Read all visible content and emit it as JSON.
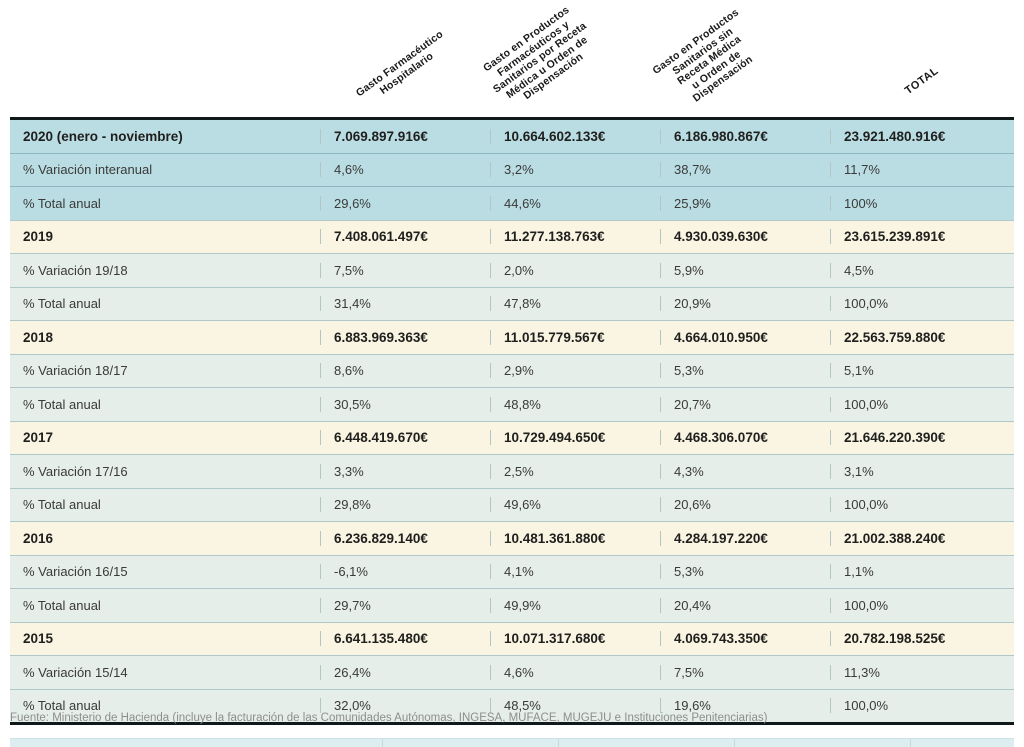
{
  "colors": {
    "group_2020_bg": "#badde4",
    "year_row_bg": "#faf5e3",
    "pct_row_bg": "#e5eee9",
    "table_border": "#10181a",
    "text_dark": "#1f1f1d",
    "footer_text": "#8e8e8e"
  },
  "chart_data": {
    "type": "table",
    "column_headers": [
      "Gasto Farmacéutico\nHospitalario",
      "Gasto en Productos\nFarmacéuticos y\nSanitarios por Receta\nMédica u Orden de\nDispensación",
      "Gasto en Productos\nSanitarios sin\nReceta Médica\nu Orden de\nDispensación",
      "TOTAL"
    ],
    "rows": [
      {
        "type": "year",
        "cells": [
          "2020 (enero - noviembre)",
          "7.069.897.916€",
          "10.664.602.133€",
          "6.186.980.867€",
          "23.921.480.916€"
        ]
      },
      {
        "type": "pct",
        "cells": [
          "% Variación interanual",
          "4,6%",
          "3,2%",
          "38,7%",
          "11,7%"
        ]
      },
      {
        "type": "pct",
        "cells": [
          "% Total anual",
          "29,6%",
          "44,6%",
          "25,9%",
          "100%"
        ]
      },
      {
        "type": "year",
        "cells": [
          "2019",
          "7.408.061.497€",
          "11.277.138.763€",
          "4.930.039.630€",
          "23.615.239.891€"
        ]
      },
      {
        "type": "pct",
        "cells": [
          "% Variación 19/18",
          "7,5%",
          "2,0%",
          "5,9%",
          "4,5%"
        ]
      },
      {
        "type": "pct",
        "cells": [
          "% Total anual",
          "31,4%",
          "47,8%",
          "20,9%",
          "100,0%"
        ]
      },
      {
        "type": "year",
        "cells": [
          "2018",
          "6.883.969.363€",
          "11.015.779.567€",
          "4.664.010.950€",
          "22.563.759.880€"
        ]
      },
      {
        "type": "pct",
        "cells": [
          "% Variación 18/17",
          "8,6%",
          "2,9%",
          "5,3%",
          "5,1%"
        ]
      },
      {
        "type": "pct",
        "cells": [
          "% Total anual",
          "30,5%",
          "48,8%",
          "20,7%",
          "100,0%"
        ]
      },
      {
        "type": "year",
        "cells": [
          "2017",
          "6.448.419.670€",
          "10.729.494.650€",
          "4.468.306.070€",
          "21.646.220.390€"
        ]
      },
      {
        "type": "pct",
        "cells": [
          "% Variación 17/16",
          "3,3%",
          "2,5%",
          "4,3%",
          "3,1%"
        ]
      },
      {
        "type": "pct",
        "cells": [
          "% Total anual",
          "29,8%",
          "49,6%",
          "20,6%",
          "100,0%"
        ]
      },
      {
        "type": "year",
        "cells": [
          "2016",
          "6.236.829.140€",
          "10.481.361.880€",
          "4.284.197.220€",
          "21.002.388.240€"
        ]
      },
      {
        "type": "pct",
        "cells": [
          "% Variación 16/15",
          "-6,1%",
          "4,1%",
          "5,3%",
          "1,1%"
        ]
      },
      {
        "type": "pct",
        "cells": [
          "% Total anual",
          "29,7%",
          "49,9%",
          "20,4%",
          "100,0%"
        ]
      },
      {
        "type": "year",
        "cells": [
          "2015",
          "6.641.135.480€",
          "10.071.317.680€",
          "4.069.743.350€",
          "20.782.198.525€"
        ]
      },
      {
        "type": "pct",
        "cells": [
          "% Variación 15/14",
          "26,4%",
          "4,6%",
          "7,5%",
          "11,3%"
        ]
      },
      {
        "type": "pct",
        "cells": [
          "% Total anual",
          "32,0%",
          "48,5%",
          "19,6%",
          "100,0%"
        ]
      }
    ]
  },
  "footer": {
    "source": "Fuente: Ministerio de Hacienda (incluye la facturación de las Comunidades Autónomas, INGESA, MUFACE, MUGEJU e Instituciones Penitenciarias)"
  }
}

## STATED EXERCISE
Your task is an exact transcription of all the data, minus the pictures.

## EXERCISE OUTPUT
Read all visible content and emit it as JSON.
{
  "colors": {
    "group_2020_bg": "#badde4",
    "year_row_bg": "#faf5e3",
    "pct_row_bg": "#e5eee9",
    "table_border": "#10181a",
    "text_dark": "#1f1f1d",
    "footer_text": "#8e8e8e"
  },
  "chart_data": {
    "type": "table",
    "column_headers": [
      "Gasto Farmacéutico\nHospitalario",
      "Gasto en Productos\nFarmacéuticos y\nSanitarios por Receta\nMédica u Orden de\nDispensación",
      "Gasto en Productos\nSanitarios sin\nReceta Médica\nu Orden de\nDispensación",
      "TOTAL"
    ],
    "rows": [
      {
        "type": "year",
        "cells": [
          "2020 (enero - noviembre)",
          "7.069.897.916€",
          "10.664.602.133€",
          "6.186.980.867€",
          "23.921.480.916€"
        ]
      },
      {
        "type": "pct",
        "cells": [
          "% Variación interanual",
          "4,6%",
          "3,2%",
          "38,7%",
          "11,7%"
        ]
      },
      {
        "type": "pct",
        "cells": [
          "% Total anual",
          "29,6%",
          "44,6%",
          "25,9%",
          "100%"
        ]
      },
      {
        "type": "year",
        "cells": [
          "2019",
          "7.408.061.497€",
          "11.277.138.763€",
          "4.930.039.630€",
          "23.615.239.891€"
        ]
      },
      {
        "type": "pct",
        "cells": [
          "% Variación 19/18",
          "7,5%",
          "2,0%",
          "5,9%",
          "4,5%"
        ]
      },
      {
        "type": "pct",
        "cells": [
          "% Total anual",
          "31,4%",
          "47,8%",
          "20,9%",
          "100,0%"
        ]
      },
      {
        "type": "year",
        "cells": [
          "2018",
          "6.883.969.363€",
          "11.015.779.567€",
          "4.664.010.950€",
          "22.563.759.880€"
        ]
      },
      {
        "type": "pct",
        "cells": [
          "% Variación 18/17",
          "8,6%",
          "2,9%",
          "5,3%",
          "5,1%"
        ]
      },
      {
        "type": "pct",
        "cells": [
          "% Total anual",
          "30,5%",
          "48,8%",
          "20,7%",
          "100,0%"
        ]
      },
      {
        "type": "year",
        "cells": [
          "2017",
          "6.448.419.670€",
          "10.729.494.650€",
          "4.468.306.070€",
          "21.646.220.390€"
        ]
      },
      {
        "type": "pct",
        "cells": [
          "% Variación 17/16",
          "3,3%",
          "2,5%",
          "4,3%",
          "3,1%"
        ]
      },
      {
        "type": "pct",
        "cells": [
          "% Total anual",
          "29,8%",
          "49,6%",
          "20,6%",
          "100,0%"
        ]
      },
      {
        "type": "year",
        "cells": [
          "2016",
          "6.236.829.140€",
          "10.481.361.880€",
          "4.284.197.220€",
          "21.002.388.240€"
        ]
      },
      {
        "type": "pct",
        "cells": [
          "% Variación 16/15",
          "-6,1%",
          "4,1%",
          "5,3%",
          "1,1%"
        ]
      },
      {
        "type": "pct",
        "cells": [
          "% Total anual",
          "29,7%",
          "49,9%",
          "20,4%",
          "100,0%"
        ]
      },
      {
        "type": "year",
        "cells": [
          "2015",
          "6.641.135.480€",
          "10.071.317.680€",
          "4.069.743.350€",
          "20.782.198.525€"
        ]
      },
      {
        "type": "pct",
        "cells": [
          "% Variación 15/14",
          "26,4%",
          "4,6%",
          "7,5%",
          "11,3%"
        ]
      },
      {
        "type": "pct",
        "cells": [
          "% Total anual",
          "32,0%",
          "48,5%",
          "19,6%",
          "100,0%"
        ]
      }
    ]
  },
  "footer": {
    "source": "Fuente: Ministerio de Hacienda (incluye la facturación de las Comunidades Autónomas, INGESA, MUFACE, MUGEJU e Instituciones Penitenciarias)"
  }
}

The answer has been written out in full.